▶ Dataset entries
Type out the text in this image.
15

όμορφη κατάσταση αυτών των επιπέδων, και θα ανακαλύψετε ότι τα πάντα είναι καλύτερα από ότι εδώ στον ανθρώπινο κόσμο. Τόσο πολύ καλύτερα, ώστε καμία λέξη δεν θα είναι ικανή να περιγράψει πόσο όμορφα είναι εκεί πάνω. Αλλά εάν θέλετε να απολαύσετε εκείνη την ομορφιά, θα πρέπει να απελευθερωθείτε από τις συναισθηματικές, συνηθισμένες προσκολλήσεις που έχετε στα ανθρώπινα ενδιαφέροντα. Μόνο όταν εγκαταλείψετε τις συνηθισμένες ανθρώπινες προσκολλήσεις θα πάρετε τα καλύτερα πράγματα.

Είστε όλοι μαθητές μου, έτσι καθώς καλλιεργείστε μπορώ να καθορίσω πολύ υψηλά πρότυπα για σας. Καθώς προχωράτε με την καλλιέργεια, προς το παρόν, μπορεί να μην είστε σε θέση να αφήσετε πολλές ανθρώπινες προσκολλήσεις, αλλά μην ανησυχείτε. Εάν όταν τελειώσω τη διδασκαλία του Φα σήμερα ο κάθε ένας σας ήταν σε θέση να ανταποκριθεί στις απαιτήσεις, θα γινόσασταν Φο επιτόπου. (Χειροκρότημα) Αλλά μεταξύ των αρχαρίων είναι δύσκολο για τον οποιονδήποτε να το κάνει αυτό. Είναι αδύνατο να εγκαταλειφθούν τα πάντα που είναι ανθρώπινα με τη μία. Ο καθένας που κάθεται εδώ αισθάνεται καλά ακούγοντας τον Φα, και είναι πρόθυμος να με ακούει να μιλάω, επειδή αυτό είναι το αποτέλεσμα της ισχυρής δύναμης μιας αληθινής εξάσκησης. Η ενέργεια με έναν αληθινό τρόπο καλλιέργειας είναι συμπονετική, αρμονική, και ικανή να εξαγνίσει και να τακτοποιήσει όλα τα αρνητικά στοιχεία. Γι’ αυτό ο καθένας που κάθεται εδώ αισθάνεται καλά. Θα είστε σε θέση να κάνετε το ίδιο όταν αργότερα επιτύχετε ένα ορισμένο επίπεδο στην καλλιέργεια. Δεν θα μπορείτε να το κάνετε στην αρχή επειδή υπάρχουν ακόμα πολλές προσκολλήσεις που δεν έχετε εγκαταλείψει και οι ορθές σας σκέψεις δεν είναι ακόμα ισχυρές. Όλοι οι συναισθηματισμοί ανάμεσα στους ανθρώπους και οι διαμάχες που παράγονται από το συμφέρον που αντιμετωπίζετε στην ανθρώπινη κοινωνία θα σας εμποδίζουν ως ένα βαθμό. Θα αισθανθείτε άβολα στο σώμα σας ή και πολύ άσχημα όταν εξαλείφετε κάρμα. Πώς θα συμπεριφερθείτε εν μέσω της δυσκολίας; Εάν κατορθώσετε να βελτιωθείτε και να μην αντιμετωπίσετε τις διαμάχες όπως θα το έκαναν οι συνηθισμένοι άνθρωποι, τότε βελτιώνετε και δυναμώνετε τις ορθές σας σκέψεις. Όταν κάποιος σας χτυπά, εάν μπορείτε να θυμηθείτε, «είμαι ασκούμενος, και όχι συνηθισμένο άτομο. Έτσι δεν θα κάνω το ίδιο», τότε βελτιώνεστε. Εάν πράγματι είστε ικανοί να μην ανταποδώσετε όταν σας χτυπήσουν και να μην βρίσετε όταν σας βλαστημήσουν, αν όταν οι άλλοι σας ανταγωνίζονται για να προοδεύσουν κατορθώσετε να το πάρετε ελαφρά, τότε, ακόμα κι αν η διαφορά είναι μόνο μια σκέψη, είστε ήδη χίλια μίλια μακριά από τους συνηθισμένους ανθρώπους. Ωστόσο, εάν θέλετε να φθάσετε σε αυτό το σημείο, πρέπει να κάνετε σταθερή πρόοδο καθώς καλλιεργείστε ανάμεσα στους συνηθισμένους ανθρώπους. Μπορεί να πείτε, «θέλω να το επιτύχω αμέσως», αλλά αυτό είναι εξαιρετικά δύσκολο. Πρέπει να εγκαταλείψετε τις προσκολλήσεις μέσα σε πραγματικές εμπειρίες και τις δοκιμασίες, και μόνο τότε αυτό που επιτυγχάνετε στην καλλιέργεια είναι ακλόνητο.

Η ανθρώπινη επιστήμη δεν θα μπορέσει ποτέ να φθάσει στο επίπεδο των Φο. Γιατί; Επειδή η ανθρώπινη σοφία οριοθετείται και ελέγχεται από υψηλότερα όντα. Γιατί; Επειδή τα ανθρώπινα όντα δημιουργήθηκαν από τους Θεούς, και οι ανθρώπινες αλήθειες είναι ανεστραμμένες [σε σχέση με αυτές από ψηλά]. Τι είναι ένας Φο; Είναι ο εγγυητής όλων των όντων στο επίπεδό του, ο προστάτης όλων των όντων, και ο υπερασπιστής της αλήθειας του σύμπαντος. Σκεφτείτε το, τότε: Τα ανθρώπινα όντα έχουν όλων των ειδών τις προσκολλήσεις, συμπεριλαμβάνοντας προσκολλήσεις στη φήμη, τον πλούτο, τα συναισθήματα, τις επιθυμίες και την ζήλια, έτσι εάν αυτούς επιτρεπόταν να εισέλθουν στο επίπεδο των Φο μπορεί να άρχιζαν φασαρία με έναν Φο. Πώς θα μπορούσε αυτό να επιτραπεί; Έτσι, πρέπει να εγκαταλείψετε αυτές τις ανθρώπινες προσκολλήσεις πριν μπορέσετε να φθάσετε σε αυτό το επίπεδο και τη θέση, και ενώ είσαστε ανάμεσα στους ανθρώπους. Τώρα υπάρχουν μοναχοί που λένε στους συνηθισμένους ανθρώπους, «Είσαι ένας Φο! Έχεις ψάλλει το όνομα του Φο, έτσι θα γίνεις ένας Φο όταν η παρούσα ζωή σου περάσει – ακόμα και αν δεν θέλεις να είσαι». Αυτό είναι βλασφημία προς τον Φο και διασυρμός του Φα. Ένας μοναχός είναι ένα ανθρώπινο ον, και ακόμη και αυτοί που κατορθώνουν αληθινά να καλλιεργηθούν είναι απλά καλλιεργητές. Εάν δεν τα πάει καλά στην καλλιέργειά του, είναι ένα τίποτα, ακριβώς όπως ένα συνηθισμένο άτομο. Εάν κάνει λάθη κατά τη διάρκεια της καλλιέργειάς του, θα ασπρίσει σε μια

▶ STATED PROBLEM
Exactly as they are written, print the entries again.

▶ PROBLEM SOLUTION
Type out the text in this image.
15

όμορφη κατάσταση αυτών των επιπέδων, και θα ανακαλύψετε ότι τα πάντα είναι καλύτερα από ότι εδώ στον ανθρώπινο κόσμο. Τόσο πολύ καλύτερα, ώστε καμία λέξη δεν θα είναι ικανή να περιγράψει πόσο όμορφα είναι εκεί πάνω. Αλλά εάν θέλετε να απολαύσετε εκείνη την ομορφιά, θα πρέπει να απελευθερωθείτε από τις συναισθηματικές, συνηθισμένες προσκολλήσεις που έχετε στα ανθρώπινα ενδιαφέροντα. Μόνο όταν εγκαταλείψετε τις συνηθισμένες ανθρώπινες προσκολλήσεις θα πάρετε τα καλύτερα πράγματα.

Είστε όλοι μαθητές μου, έτσι καθώς καλλιεργείστε μπορώ να καθορίσω πολύ υψηλά πρότυπα για σας. Καθώς προχωράτε με την καλλιέργεια, προς το παρόν, μπορεί να μην είστε σε θέση να αφήσετε πολλές ανθρώπινες προσκολλήσεις, αλλά μην ανησυχείτε. Εάν όταν τελειώσω τη διδασκαλία του Φα σήμερα ο κάθε ένας σας ήταν σε θέση να ανταποκριθεί στις απαιτήσεις, θα γινόσασταν Φο επιτόπου. (Χειροκρότημα) Αλλά μεταξύ των αρχαρίων είναι δύσκολο για τον οποιονδήποτε να το κάνει αυτό. Είναι αδύνατο να εγκαταλειφθούν τα πάντα που είναι ανθρώπινα με τη μία. Ο καθένας που κάθεται εδώ αισθάνεται καλά ακούγοντας τον Φα, και είναι πρόθυμος να με ακούει να μιλάω, επειδή αυτό είναι το αποτέλεσμα της ισχυρής δύναμης μιας αληθινής εξάσκησης. Η ενέργεια με έναν αληθινό τρόπο καλλιέργειας είναι συμπονετική, αρμονική, και ικανή να εξαγνίσει και να τακτοποιήσει όλα τα αρνητικά στοιχεία. Γι’ αυτό ο καθένας που κάθεται εδώ αισθάνεται καλά. Θα είστε σε θέση να κάνετε το ίδιο όταν αργότερα επιτύχετε ένα ορισμένο επίπεδο στην καλλιέργεια. Δεν θα μπορείτε να το κάνετε στην αρχή επειδή υπάρχουν ακόμα πολλές προσκολλήσεις που δεν έχετε εγκαταλείψει και οι ορθές σας σκέψεις δεν είναι ακόμα ισχυρές. Όλοι οι συναισθηματισμοί ανάμεσα στους ανθρώπους και οι διαμάχες που παράγονται από το συμφέρον που αντιμετωπίζετε στην ανθρώπινη κοινωνία θα σας εμποδίζουν ως ένα βαθμό. Θα αισθανθείτε άβολα στο σώμα σας ή και πολύ άσχημα όταν εξαλείφετε κάρμα. Πώς θα συμπεριφερθείτε εν μέσω της δυσκολίας; Εάν κατορθώσετε να βελτιωθείτε και να μην αντιμετωπίσετε τις διαμάχες όπως θα το έκαναν οι συνηθισμένοι άνθρωποι, τότε βελτιώνετε και δυναμώνετε τις ορθές σας σκέψεις. Όταν κάποιος σας χτυπά, εάν μπορείτε να θυμηθείτε, «είμαι ασκούμενος, και όχι συνηθισμένο άτομο. Έτσι δεν θα κάνω το ίδιο», τότε βελτιώνεστε. Εάν πράγματι είστε ικανοί να μην ανταποδώσετε όταν σας χτυπήσουν και να μην βρίσετε όταν σας βλαστημήσουν, αν όταν οι άλλοι σας ανταγωνίζονται για να προοδεύσουν κατορθώσετε να το πάρετε ελαφρά, τότε, ακόμα κι αν η διαφορά είναι μόνο μια σκέψη, είστε ήδη χίλια μίλια μακριά από τους συνηθισμένους ανθρώπους. Ωστόσο, εάν θέλετε να φθάσετε σε αυτό το σημείο, πρέπει να κάνετε σταθερή πρόοδο καθώς καλλιεργείστε ανάμεσα στους συνηθισμένους ανθρώπους. Μπορεί να πείτε, «θέλω να το επιτύχω αμέσως», αλλά αυτό είναι εξαιρετικά δύσκολο. Πρέπει να εγκαταλείψετε τις προσκολλήσεις μέσα σε πραγματικές εμπειρίες και τις δοκιμασίες, και μόνο τότε αυτό που επιτυγχάνετε στην καλλιέργεια είναι ακλόνητο.

Η ανθρώπινη επιστήμη δεν θα μπορέσει ποτέ να φθάσει στο επίπεδο των Φο. Γιατί; Επειδή η ανθρώπινη σοφία οριοθετείται και ελέγχεται από υψηλότερα όντα. Γιατί; Επειδή τα ανθρώπινα όντα δημιουργήθηκαν από τους Θεούς, και οι ανθρώπινες αλήθειες είναι ανεστραμμένες [σε σχέση με αυτές από ψηλά]. Τι είναι ένας Φο; Είναι ο εγγυητής όλων των όντων στο επίπεδό του, ο προστάτης όλων των όντων, και ο υπερασπιστής της αλήθειας του σύμπαντος. Σκεφτείτε το, τότε: Τα ανθρώπινα όντα έχουν όλων των ειδών τις προσκολλήσεις, συμπεριλαμβάνοντας προσκολλήσεις στη φήμη, τον πλούτο, τα συναισθήματα, τις επιθυμίες και την ζήλια, έτσι εάν αυτούς επιτρεπόταν να εισέλθουν στο επίπεδο των Φο μπορεί να άρχιζαν φασαρία με έναν Φο. Πώς θα μπορούσε αυτό να επιτραπεί; Έτσι, πρέπει να εγκαταλείψετε αυτές τις ανθρώπινες προσκολλήσεις πριν μπορέσετε να φθάσετε σε αυτό το επίπεδο και τη θέση, και ενώ είσαστε ανάμεσα στους ανθρώπους. Τώρα υπάρχουν μοναχοί που λένε στους συνηθισμένους ανθρώπους, «Είσαι ένας Φο! Έχεις ψάλλει το όνομα του Φο, έτσι θα γίνεις ένας Φο όταν η παρούσα ζωή σου περάσει – ακόμα και αν δεν θέλεις να είσαι». Αυτό είναι βλασφημία προς τον Φο και διασυρμός του Φα. Ένας μοναχός είναι ένα ανθρώπινο ον, και ακόμη και αυτοί που κατορθώνουν αληθινά να καλλιεργηθούν είναι απλά καλλιεργητές. Εάν δεν τα πάει καλά στην καλλιέργειά του, είναι ένα τίποτα, ακριβώς όπως ένα συνηθισμένο άτομο. Εάν κάνει λάθη κατά τη διάρκεια της καλλιέργειάς του, θα ασπρίσει σε μια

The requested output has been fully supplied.